• YOUR OBJECTIVE: Show all lines of the listing that hold the word "overdose".

• SUPPLIED RECORDS:
— START —

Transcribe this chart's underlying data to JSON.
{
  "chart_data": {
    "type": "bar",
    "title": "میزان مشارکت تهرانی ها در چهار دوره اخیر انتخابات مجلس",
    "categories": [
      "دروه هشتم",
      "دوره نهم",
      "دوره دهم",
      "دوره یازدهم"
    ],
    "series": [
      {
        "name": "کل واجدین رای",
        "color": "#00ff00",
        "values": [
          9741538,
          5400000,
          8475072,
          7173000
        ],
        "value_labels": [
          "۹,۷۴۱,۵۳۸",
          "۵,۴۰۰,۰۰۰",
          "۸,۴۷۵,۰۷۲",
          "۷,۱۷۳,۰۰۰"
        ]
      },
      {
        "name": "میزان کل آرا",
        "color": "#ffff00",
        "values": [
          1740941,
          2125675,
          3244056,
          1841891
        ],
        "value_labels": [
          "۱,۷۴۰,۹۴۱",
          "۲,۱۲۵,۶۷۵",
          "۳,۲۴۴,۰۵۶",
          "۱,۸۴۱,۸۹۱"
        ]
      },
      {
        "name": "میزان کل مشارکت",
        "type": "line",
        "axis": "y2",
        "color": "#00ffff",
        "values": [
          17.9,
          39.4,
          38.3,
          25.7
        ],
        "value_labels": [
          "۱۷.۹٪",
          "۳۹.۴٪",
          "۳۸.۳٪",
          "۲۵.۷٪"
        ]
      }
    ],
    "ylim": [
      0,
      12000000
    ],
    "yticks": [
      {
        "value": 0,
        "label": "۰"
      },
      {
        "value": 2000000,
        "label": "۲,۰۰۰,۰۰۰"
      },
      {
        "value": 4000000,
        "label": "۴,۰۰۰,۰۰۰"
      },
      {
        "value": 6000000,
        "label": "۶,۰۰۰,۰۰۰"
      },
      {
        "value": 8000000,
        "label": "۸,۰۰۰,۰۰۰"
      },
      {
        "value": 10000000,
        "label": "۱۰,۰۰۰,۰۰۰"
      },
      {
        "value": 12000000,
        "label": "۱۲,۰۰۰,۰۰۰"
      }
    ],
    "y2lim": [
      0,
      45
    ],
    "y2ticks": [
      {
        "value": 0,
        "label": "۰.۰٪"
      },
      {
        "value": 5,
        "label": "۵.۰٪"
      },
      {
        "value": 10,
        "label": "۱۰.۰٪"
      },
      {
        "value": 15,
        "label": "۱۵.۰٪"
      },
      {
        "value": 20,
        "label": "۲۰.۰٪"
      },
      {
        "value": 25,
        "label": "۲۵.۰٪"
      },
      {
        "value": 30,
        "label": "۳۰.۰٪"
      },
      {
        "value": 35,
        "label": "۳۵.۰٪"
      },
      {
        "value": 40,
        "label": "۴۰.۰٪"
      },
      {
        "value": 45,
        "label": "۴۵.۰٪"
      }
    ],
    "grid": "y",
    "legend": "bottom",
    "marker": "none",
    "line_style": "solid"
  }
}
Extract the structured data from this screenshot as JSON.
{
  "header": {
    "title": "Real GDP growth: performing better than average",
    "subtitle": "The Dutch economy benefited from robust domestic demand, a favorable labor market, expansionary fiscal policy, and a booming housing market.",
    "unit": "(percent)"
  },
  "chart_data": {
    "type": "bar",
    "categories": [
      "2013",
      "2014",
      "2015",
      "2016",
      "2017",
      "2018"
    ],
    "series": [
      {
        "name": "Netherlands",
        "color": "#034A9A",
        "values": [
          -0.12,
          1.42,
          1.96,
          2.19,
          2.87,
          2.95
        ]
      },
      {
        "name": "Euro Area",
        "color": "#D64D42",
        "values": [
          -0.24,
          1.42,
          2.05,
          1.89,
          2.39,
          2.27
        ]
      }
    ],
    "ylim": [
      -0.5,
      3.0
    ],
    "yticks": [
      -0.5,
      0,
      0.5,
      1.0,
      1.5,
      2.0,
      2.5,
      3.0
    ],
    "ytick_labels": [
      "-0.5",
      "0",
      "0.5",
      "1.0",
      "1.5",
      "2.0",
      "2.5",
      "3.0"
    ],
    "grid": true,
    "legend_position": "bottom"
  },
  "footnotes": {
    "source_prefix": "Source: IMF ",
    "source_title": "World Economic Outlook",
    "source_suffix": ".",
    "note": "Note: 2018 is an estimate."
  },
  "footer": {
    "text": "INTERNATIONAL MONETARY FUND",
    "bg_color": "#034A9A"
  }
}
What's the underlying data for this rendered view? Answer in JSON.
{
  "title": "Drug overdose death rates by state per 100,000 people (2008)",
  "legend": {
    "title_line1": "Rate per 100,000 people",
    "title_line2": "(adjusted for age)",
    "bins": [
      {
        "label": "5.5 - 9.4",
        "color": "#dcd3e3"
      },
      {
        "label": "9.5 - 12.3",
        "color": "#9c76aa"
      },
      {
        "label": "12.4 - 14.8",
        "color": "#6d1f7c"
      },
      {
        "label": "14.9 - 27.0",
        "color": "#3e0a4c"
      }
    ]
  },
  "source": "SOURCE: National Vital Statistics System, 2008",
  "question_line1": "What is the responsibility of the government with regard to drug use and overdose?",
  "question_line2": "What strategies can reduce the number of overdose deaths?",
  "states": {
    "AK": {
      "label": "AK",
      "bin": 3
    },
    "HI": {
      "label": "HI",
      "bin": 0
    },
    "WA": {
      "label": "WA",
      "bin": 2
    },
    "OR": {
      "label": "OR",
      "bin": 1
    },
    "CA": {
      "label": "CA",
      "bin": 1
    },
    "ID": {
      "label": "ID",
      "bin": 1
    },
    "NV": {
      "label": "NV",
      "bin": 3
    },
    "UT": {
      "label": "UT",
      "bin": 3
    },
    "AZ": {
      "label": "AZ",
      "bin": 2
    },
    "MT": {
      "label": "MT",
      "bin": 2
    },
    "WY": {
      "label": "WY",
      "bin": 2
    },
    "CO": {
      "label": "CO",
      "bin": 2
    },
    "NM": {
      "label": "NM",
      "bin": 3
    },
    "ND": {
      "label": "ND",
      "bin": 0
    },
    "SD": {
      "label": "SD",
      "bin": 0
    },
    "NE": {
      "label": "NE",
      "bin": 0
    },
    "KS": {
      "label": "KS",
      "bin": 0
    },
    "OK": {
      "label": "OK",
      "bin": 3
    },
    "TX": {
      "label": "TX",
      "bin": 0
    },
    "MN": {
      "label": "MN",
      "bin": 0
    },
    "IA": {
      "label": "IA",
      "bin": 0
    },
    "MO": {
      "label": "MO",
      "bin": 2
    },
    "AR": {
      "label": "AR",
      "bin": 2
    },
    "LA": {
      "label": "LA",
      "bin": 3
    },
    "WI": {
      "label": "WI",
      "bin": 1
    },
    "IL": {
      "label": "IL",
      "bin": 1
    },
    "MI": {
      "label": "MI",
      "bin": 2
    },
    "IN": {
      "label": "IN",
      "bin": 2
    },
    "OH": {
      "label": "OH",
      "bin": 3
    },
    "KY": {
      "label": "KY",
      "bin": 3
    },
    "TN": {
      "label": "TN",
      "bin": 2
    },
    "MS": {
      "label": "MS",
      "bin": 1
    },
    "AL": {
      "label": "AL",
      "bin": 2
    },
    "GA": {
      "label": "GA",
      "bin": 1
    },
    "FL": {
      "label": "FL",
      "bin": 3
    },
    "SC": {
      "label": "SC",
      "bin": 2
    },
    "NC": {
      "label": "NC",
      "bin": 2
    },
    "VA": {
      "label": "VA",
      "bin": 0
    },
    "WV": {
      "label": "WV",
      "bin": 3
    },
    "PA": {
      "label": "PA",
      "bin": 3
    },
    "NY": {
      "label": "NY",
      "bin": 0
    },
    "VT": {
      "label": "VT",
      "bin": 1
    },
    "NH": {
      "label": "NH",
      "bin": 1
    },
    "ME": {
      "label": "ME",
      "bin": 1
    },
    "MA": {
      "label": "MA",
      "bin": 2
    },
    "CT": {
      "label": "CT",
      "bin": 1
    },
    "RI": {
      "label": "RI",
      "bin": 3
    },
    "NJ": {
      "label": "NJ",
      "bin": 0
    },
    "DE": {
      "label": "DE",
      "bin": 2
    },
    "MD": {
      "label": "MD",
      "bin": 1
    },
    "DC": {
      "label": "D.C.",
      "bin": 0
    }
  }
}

— END —

• FINISHED ANSWER:
  "title": "Drug overdose death rates by state per 100,000 people (2008)",
  "question_line1": "What is the responsibility of the government with regard to drug use and overdose?",
  "question_line2": "What strategies can reduce the number of overdose deaths?",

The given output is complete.